--- Start of Dataset ---

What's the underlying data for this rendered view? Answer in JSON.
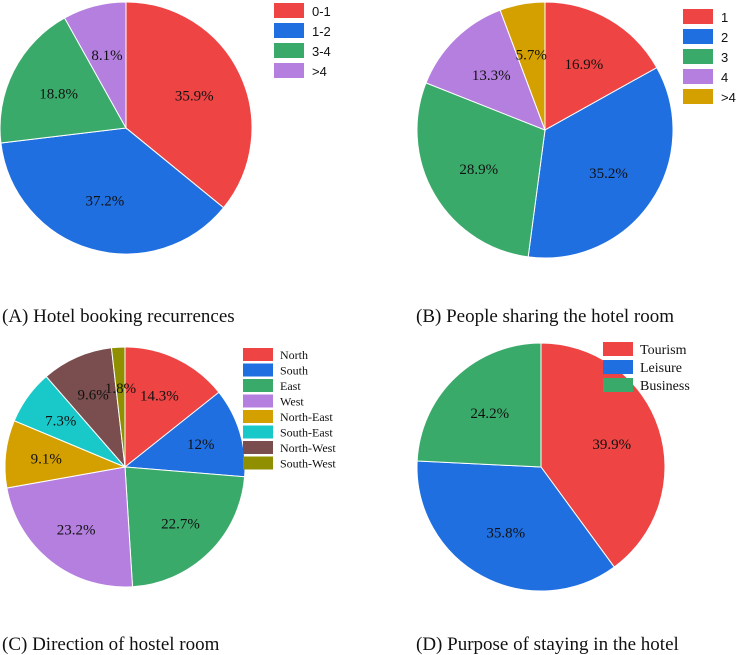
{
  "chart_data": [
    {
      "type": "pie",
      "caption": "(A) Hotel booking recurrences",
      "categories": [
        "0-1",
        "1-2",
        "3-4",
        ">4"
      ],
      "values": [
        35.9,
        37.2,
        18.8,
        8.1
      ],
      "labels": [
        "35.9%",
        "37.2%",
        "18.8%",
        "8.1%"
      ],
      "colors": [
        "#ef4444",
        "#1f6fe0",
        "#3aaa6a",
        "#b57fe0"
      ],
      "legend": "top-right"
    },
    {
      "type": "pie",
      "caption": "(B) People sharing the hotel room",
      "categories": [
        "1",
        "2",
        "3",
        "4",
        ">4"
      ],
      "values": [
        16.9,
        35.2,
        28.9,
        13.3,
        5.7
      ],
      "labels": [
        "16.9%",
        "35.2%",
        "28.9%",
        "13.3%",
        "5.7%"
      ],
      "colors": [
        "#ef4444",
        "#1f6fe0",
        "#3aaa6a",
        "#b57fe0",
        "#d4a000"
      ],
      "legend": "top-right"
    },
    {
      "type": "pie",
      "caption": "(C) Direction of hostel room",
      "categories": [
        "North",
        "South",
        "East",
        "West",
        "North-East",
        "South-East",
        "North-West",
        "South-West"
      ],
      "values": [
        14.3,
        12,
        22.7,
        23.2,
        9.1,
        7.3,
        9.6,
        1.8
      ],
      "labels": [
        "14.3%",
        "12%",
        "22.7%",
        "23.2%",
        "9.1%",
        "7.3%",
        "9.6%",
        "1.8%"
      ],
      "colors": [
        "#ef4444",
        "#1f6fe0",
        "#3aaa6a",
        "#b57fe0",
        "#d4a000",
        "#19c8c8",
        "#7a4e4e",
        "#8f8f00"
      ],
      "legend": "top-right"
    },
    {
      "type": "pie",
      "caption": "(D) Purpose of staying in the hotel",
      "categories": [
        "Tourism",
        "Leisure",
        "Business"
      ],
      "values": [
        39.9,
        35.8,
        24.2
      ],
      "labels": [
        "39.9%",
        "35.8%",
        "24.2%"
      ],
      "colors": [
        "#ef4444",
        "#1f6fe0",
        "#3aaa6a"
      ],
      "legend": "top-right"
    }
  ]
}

--- End of Dataset ---
--- Start of Dataset ---

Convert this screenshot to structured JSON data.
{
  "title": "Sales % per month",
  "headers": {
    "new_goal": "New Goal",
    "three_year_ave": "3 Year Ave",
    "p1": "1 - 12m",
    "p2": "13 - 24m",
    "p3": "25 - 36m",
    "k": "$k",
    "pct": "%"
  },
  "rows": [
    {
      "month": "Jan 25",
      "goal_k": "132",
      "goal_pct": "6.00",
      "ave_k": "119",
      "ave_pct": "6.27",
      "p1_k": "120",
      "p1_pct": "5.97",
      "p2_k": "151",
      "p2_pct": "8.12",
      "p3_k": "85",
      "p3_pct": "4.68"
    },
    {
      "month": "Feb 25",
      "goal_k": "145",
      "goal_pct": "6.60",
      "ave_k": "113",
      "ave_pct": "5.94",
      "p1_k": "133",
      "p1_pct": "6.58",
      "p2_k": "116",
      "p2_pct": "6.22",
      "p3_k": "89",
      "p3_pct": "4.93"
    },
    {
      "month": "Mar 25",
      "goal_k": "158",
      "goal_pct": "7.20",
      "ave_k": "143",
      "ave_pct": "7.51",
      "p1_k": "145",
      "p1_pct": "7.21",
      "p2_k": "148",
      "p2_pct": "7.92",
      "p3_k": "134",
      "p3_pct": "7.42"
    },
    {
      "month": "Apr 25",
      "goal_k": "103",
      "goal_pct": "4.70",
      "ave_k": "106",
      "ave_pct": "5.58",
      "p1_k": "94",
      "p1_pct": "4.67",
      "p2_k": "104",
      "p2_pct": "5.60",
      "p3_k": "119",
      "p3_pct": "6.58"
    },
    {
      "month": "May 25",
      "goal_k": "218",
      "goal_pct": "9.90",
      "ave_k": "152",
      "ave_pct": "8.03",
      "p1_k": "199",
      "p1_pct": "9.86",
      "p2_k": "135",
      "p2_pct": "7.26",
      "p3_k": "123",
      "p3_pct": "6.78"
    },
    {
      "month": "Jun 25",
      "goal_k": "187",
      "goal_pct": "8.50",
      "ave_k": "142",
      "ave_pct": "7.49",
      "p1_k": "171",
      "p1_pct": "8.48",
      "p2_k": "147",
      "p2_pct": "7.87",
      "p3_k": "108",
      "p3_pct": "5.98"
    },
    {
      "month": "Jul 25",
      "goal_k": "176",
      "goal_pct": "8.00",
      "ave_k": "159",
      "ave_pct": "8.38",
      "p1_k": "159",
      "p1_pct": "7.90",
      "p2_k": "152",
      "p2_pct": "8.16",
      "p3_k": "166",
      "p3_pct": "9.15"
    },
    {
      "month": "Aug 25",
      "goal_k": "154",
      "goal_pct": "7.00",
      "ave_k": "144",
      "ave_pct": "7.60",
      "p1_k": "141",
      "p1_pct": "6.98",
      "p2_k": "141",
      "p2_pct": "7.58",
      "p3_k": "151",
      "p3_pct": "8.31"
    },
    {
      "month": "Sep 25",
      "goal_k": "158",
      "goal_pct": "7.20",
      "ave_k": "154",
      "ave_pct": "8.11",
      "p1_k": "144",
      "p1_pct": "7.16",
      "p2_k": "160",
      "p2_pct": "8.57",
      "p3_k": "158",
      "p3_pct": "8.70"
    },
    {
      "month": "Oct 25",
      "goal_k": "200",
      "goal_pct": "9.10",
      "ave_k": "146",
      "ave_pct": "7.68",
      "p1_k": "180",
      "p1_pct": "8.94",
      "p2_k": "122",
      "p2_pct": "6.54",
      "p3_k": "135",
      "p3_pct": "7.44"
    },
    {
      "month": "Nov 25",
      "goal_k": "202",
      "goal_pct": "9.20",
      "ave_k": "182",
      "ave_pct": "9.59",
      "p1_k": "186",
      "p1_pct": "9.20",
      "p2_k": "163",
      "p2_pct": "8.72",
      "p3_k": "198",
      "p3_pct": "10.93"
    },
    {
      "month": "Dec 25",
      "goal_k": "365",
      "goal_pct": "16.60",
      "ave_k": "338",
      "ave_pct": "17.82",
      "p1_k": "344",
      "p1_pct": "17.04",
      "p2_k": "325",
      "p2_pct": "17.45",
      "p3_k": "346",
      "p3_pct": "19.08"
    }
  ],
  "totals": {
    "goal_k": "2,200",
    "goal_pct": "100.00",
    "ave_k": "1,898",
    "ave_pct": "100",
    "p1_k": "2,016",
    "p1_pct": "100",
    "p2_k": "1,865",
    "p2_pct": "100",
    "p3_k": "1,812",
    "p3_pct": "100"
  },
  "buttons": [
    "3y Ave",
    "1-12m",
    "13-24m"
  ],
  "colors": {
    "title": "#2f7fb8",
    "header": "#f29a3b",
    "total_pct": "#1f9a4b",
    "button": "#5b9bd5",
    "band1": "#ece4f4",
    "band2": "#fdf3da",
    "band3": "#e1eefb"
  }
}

--- End of Dataset ---

§ Description of the task
Return every line of the preceding records in which the word "this" appears.

§ Written solution
What's the underlying data for this rendered view? Answer in JSON.
Convert this screenshot to structured JSON data.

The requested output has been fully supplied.